| SHORT PROBLEM |
Check every line below for the word "fatty" and copy the ones that have it.

| MATERIAL TO PROCESS |

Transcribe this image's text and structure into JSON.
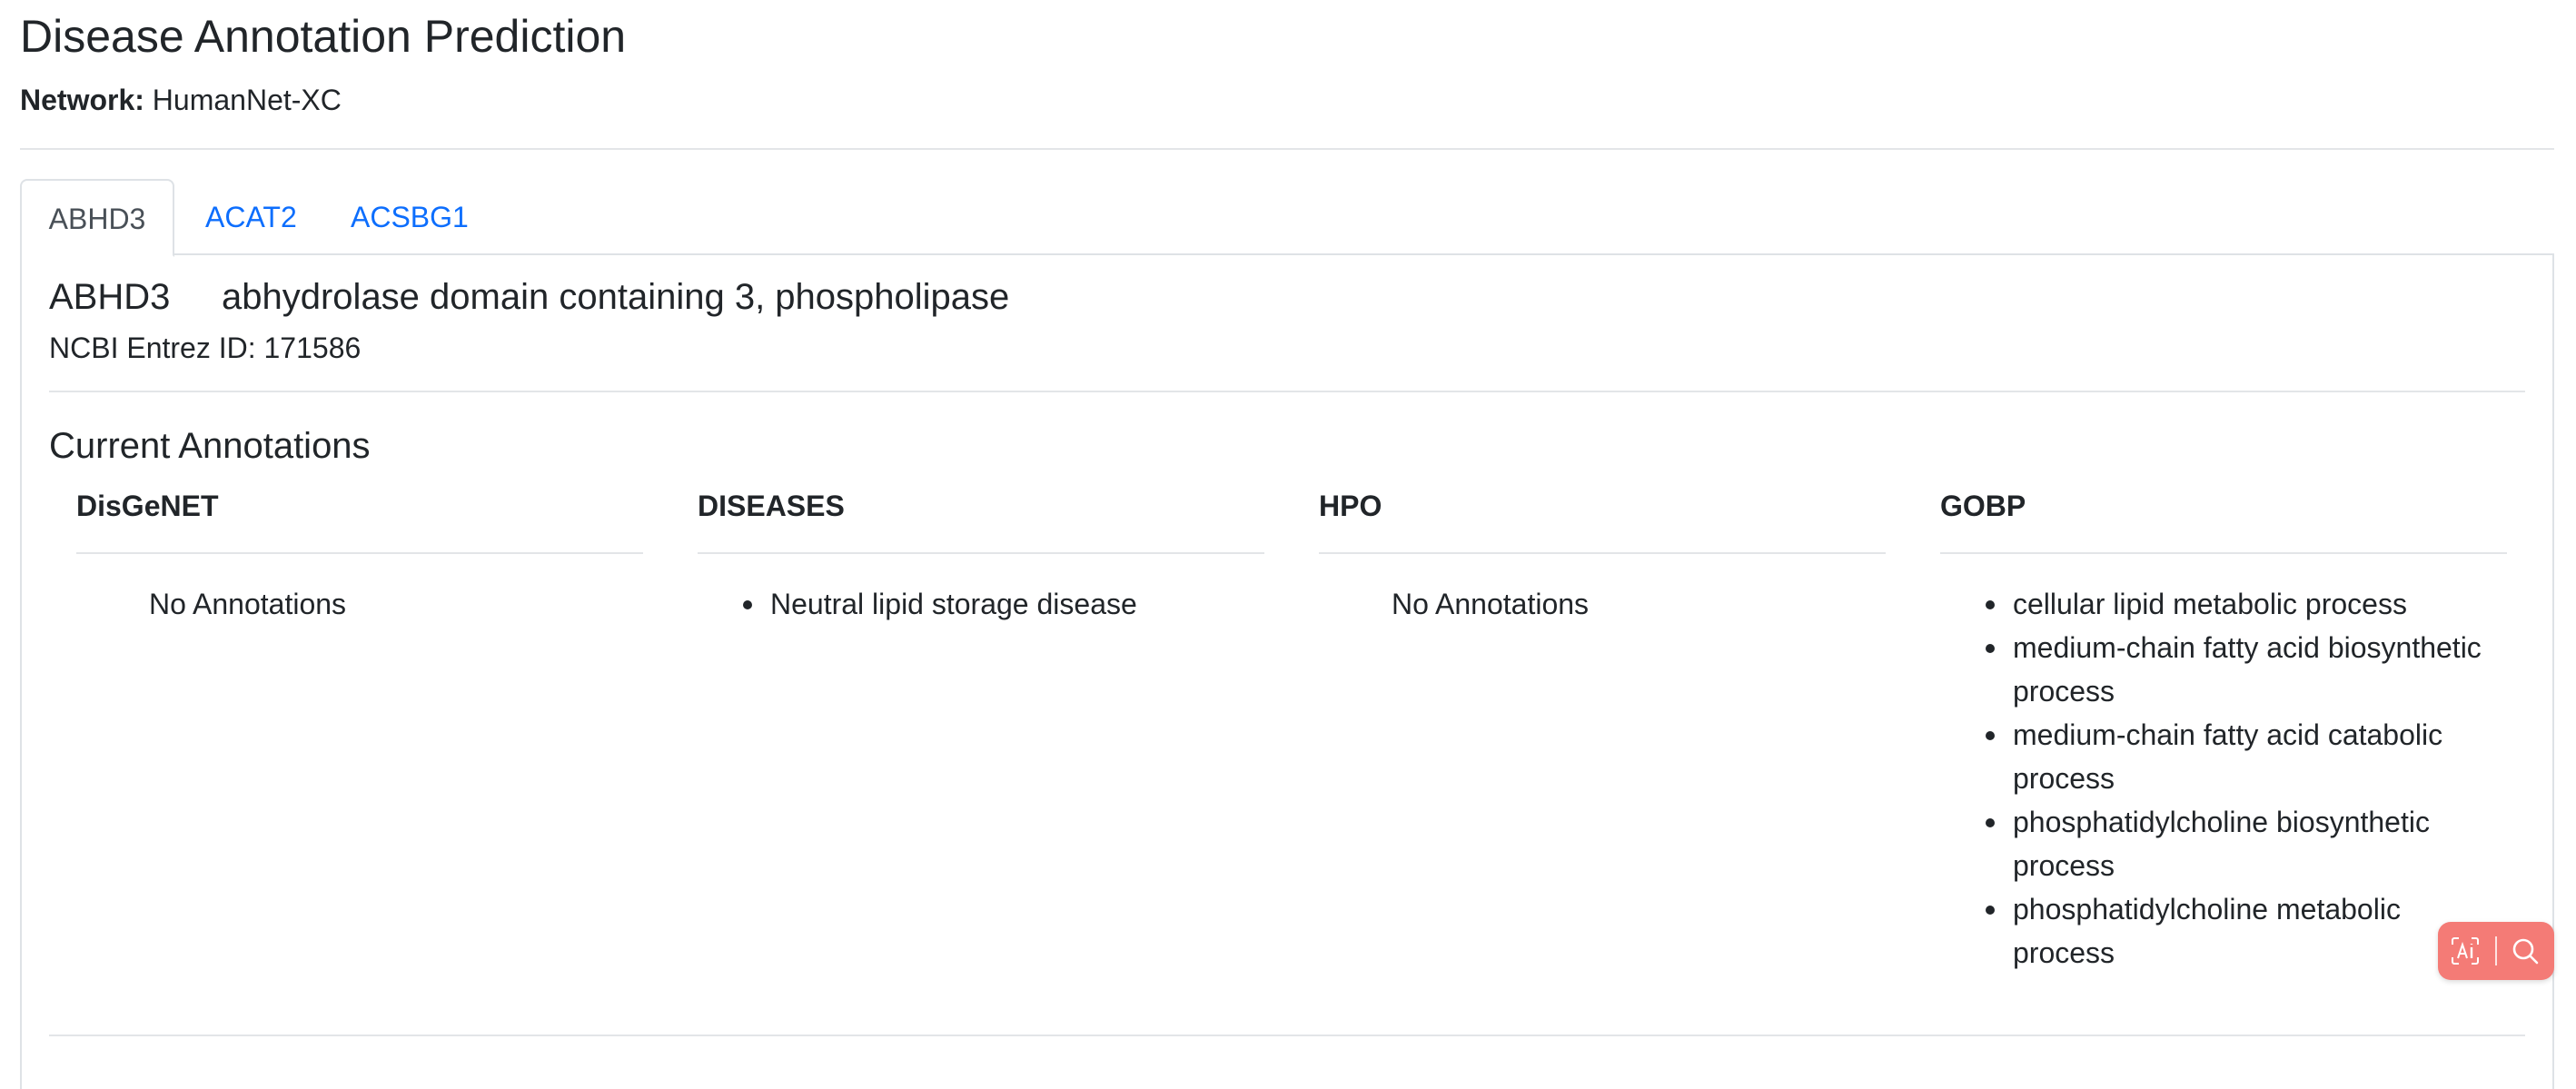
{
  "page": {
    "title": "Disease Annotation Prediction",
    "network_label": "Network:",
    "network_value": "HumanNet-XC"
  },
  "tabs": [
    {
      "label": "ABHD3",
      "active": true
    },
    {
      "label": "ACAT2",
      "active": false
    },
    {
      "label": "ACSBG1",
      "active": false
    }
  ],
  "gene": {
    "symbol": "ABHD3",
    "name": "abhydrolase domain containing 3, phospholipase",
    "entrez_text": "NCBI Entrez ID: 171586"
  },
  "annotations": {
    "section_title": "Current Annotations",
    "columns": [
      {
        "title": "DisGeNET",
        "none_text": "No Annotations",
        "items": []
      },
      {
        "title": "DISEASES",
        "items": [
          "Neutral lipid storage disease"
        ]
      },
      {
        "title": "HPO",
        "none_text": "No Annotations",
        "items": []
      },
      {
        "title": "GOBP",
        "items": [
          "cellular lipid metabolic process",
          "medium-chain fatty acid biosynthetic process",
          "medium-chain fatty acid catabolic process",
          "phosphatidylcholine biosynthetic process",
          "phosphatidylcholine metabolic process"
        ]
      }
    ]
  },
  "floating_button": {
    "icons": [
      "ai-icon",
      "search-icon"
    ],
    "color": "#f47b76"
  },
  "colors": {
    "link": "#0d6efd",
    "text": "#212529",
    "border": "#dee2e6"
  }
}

...

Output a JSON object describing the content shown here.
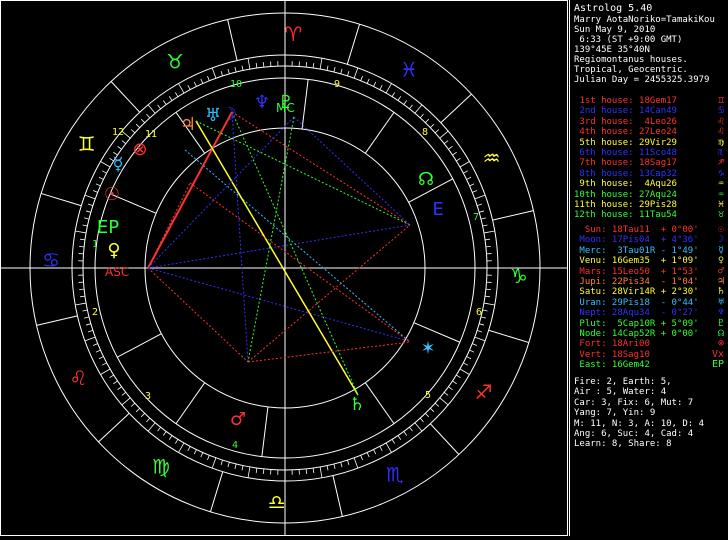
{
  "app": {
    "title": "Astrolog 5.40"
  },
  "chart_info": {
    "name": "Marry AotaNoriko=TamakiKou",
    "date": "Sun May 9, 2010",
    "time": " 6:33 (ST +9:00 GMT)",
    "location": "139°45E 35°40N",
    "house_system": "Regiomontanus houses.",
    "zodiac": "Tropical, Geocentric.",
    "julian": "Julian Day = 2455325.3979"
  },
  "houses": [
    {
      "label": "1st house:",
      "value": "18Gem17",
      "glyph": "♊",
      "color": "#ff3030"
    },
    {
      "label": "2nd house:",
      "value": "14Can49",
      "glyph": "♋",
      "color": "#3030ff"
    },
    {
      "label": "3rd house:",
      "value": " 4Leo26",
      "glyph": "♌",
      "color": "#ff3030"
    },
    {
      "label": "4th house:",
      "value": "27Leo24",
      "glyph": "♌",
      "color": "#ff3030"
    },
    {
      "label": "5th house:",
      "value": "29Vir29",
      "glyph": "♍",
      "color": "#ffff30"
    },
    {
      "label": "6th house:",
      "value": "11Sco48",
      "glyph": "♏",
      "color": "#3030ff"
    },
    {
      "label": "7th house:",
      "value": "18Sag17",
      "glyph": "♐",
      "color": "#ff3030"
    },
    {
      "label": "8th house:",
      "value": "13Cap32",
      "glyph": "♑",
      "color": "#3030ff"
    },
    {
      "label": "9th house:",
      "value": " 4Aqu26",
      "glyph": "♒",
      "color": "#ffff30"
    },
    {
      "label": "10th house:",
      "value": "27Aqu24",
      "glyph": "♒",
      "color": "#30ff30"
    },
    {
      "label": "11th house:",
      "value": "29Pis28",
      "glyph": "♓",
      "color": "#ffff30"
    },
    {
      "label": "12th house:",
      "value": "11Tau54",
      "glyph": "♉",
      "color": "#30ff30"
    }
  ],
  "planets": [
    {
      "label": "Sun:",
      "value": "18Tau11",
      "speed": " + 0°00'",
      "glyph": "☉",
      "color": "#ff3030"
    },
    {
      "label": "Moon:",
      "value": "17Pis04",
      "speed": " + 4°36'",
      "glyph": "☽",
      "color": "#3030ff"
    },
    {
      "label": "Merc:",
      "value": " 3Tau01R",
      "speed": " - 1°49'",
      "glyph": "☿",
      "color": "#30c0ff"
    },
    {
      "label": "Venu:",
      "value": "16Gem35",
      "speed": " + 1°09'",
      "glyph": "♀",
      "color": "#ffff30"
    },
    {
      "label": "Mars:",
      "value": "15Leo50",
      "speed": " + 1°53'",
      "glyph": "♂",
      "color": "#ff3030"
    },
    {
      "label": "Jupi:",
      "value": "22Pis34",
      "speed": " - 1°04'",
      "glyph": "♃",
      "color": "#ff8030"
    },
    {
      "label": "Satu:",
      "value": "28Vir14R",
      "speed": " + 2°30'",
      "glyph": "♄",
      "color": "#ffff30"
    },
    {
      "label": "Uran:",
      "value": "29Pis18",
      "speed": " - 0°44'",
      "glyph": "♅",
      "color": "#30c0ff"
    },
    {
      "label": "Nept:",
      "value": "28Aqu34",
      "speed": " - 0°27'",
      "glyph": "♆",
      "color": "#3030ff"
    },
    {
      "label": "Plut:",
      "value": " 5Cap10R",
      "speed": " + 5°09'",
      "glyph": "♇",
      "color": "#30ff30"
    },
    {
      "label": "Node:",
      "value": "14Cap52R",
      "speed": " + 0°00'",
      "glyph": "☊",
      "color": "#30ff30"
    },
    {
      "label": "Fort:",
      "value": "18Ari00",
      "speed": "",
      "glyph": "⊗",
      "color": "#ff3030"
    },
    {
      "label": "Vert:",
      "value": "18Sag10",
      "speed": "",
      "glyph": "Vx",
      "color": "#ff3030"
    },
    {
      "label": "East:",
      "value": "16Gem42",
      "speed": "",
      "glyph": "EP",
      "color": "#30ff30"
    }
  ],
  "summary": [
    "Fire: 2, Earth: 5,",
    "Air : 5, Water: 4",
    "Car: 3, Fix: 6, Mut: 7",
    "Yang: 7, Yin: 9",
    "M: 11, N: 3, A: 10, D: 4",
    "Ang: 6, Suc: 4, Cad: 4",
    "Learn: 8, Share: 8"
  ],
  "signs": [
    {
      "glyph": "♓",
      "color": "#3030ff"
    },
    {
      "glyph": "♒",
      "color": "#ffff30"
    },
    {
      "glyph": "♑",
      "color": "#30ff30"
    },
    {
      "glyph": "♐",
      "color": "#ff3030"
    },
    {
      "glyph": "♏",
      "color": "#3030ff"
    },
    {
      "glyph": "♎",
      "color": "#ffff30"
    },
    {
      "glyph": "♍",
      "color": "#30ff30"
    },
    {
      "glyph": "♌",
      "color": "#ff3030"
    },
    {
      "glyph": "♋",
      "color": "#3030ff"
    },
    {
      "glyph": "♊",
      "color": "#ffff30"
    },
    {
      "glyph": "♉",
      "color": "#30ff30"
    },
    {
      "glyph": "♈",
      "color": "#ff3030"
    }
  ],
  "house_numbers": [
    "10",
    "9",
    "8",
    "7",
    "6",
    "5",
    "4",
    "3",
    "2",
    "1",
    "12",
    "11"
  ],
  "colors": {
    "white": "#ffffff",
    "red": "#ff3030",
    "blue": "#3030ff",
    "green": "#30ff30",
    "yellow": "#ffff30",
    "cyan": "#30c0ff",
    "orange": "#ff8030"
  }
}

| REPLY |
          "medium-chain fatty acid biosynthetic process",
          "medium-chain fatty acid catabolic process",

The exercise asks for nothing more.